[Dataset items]
+--

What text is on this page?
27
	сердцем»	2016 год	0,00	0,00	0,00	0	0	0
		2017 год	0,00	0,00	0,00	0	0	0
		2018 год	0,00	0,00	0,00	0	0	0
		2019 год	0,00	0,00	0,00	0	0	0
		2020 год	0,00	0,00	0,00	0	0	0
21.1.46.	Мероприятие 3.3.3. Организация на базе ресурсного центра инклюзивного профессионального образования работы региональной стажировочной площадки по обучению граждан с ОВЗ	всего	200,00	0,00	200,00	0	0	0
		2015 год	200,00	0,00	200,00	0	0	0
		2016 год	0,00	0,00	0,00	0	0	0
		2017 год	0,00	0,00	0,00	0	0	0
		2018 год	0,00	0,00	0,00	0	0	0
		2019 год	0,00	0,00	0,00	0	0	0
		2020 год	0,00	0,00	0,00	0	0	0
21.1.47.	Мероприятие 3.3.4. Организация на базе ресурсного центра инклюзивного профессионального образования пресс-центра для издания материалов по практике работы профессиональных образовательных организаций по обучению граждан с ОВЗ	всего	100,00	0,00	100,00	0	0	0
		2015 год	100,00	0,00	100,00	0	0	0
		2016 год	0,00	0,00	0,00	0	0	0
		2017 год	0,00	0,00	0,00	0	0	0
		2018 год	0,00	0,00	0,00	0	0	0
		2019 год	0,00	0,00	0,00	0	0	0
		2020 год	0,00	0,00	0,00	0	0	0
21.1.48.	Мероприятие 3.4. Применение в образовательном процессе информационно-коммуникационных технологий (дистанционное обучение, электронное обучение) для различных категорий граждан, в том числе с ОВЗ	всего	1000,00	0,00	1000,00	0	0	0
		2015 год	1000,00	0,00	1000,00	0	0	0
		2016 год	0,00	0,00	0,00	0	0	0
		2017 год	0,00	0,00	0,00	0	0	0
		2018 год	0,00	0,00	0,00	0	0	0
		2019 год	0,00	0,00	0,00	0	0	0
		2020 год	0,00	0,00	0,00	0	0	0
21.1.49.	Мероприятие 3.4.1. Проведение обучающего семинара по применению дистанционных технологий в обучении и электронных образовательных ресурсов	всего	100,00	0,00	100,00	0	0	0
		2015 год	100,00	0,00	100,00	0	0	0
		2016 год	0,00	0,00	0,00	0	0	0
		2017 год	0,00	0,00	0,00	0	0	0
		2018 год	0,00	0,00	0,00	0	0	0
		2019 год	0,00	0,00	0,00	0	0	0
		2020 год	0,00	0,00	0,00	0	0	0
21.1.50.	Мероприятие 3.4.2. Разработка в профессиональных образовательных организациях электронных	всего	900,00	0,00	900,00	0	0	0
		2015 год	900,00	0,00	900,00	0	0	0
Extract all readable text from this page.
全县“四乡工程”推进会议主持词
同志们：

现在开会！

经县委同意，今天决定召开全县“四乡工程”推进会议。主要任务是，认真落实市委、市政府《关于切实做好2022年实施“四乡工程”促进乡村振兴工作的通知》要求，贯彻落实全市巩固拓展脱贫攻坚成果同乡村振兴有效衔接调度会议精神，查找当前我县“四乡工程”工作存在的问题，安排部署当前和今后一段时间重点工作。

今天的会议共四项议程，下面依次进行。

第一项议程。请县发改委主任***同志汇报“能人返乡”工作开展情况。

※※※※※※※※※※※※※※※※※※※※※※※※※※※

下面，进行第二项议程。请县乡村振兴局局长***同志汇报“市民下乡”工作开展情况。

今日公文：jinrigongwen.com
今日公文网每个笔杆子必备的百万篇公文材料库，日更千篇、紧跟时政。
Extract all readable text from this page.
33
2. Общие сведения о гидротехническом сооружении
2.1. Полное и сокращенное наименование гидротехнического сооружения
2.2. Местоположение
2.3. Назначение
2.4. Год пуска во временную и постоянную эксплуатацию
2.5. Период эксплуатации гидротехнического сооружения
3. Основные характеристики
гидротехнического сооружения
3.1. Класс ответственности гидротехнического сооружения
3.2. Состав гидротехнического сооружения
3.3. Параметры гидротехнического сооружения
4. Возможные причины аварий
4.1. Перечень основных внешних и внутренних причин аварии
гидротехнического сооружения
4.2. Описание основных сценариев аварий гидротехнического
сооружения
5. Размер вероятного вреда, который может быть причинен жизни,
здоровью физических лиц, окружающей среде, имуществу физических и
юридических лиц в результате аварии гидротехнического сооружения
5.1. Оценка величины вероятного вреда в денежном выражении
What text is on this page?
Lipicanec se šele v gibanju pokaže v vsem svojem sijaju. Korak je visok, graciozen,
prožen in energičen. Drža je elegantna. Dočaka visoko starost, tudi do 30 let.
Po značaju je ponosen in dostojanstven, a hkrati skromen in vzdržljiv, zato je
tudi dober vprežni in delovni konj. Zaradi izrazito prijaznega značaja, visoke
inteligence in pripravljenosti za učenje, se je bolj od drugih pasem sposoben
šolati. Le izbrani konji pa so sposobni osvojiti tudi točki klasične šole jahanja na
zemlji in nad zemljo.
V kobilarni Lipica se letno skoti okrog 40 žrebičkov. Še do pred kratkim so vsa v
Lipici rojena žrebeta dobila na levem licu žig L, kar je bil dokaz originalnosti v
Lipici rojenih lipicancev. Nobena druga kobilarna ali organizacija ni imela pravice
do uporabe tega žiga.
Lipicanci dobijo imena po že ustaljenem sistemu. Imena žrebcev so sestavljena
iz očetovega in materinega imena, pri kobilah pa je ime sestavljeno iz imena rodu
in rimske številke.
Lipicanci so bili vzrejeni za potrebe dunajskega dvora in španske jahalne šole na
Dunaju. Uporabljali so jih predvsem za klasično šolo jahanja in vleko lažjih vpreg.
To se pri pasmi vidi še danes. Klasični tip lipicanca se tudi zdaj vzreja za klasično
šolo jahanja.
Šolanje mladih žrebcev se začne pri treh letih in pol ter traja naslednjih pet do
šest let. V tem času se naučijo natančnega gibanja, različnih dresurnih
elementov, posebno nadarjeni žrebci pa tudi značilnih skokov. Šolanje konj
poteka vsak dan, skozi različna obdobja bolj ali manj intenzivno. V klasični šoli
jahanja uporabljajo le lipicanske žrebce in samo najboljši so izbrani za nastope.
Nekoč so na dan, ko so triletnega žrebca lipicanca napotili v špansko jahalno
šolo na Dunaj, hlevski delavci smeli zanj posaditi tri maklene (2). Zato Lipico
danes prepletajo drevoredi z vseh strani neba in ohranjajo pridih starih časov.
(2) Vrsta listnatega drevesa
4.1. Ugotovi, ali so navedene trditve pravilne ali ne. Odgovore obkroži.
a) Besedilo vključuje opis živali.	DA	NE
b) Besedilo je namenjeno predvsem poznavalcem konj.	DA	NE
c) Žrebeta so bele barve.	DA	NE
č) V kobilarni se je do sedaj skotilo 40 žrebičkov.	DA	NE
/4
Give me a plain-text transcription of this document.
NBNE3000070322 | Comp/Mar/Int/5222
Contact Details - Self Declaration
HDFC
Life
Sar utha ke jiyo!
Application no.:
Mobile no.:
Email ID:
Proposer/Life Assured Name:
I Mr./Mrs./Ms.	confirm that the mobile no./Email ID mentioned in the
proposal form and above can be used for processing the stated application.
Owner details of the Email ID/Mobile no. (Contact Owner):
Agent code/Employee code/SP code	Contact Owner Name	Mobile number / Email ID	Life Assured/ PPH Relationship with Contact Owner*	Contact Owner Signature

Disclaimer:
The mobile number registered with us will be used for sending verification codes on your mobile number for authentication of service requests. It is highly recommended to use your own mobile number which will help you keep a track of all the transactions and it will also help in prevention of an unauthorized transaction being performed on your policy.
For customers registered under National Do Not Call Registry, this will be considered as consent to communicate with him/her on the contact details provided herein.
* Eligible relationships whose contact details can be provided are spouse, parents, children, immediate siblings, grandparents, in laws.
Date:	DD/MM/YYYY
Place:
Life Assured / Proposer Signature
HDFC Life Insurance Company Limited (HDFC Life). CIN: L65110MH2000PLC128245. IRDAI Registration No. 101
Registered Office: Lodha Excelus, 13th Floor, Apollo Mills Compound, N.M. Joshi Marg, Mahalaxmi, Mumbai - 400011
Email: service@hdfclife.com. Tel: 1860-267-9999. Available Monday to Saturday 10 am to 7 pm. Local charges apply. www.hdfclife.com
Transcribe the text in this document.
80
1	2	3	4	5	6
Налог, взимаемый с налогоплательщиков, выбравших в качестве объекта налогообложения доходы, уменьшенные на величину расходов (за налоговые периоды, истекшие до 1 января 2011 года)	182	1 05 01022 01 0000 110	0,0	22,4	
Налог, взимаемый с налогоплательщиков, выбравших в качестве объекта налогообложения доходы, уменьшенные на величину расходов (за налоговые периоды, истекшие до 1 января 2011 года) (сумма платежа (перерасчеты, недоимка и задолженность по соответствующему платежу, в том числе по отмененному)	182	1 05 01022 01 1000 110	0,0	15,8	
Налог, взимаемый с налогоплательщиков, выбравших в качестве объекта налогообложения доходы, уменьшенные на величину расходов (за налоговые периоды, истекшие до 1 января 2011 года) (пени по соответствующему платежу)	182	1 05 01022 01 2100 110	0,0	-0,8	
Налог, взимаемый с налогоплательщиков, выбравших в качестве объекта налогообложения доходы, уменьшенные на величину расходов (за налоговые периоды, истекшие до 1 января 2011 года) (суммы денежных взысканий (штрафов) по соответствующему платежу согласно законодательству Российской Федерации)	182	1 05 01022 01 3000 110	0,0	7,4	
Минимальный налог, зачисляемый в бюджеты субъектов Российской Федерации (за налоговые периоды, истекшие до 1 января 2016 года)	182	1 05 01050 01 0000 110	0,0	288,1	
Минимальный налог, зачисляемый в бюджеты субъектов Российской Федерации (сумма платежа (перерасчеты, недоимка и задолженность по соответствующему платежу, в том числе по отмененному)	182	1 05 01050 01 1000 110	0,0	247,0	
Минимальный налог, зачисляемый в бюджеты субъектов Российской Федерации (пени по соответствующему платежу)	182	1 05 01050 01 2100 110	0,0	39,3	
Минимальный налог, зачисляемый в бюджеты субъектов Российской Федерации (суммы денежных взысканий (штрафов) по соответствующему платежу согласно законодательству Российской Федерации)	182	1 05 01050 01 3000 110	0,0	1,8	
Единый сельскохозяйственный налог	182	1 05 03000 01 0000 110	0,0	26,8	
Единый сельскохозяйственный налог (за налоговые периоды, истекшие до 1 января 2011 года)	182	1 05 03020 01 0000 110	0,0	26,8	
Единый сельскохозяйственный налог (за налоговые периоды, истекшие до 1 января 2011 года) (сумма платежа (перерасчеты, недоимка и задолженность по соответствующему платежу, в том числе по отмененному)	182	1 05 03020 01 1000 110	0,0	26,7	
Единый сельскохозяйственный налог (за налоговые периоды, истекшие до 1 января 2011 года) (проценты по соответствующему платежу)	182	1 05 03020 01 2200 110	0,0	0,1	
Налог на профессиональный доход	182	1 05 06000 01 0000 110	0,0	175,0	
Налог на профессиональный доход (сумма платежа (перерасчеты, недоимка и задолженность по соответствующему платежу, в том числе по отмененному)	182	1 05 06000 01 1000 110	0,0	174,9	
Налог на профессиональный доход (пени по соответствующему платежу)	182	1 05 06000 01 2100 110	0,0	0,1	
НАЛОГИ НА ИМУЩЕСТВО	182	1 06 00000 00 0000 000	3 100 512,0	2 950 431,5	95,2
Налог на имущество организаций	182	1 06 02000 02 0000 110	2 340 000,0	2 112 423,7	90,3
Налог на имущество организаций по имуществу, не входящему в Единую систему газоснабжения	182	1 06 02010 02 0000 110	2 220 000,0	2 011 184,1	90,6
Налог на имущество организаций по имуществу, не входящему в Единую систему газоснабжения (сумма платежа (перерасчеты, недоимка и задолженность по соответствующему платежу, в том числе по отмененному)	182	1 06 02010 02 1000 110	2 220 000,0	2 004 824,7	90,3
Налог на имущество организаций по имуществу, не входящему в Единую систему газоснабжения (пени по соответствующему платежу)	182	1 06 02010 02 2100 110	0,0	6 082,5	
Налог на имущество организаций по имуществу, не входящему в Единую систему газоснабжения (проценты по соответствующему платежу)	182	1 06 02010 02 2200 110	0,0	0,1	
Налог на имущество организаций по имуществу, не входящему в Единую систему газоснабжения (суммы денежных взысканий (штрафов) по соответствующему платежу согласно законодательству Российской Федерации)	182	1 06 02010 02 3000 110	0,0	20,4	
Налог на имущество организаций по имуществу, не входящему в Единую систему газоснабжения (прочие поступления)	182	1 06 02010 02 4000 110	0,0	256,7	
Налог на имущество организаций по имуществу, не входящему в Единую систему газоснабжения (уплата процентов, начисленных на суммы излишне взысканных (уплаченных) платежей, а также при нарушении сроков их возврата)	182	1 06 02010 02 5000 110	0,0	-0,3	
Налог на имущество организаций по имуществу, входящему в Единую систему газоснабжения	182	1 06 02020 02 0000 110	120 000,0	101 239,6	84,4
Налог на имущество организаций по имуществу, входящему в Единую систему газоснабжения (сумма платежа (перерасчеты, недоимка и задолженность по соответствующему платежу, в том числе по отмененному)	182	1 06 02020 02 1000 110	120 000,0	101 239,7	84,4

+--

# WHAT THE EXERCISE ASKS:
Your answer should be a single number: the count of lines in the entries that contain the word "Assured".

# ANSWER BELOW:
3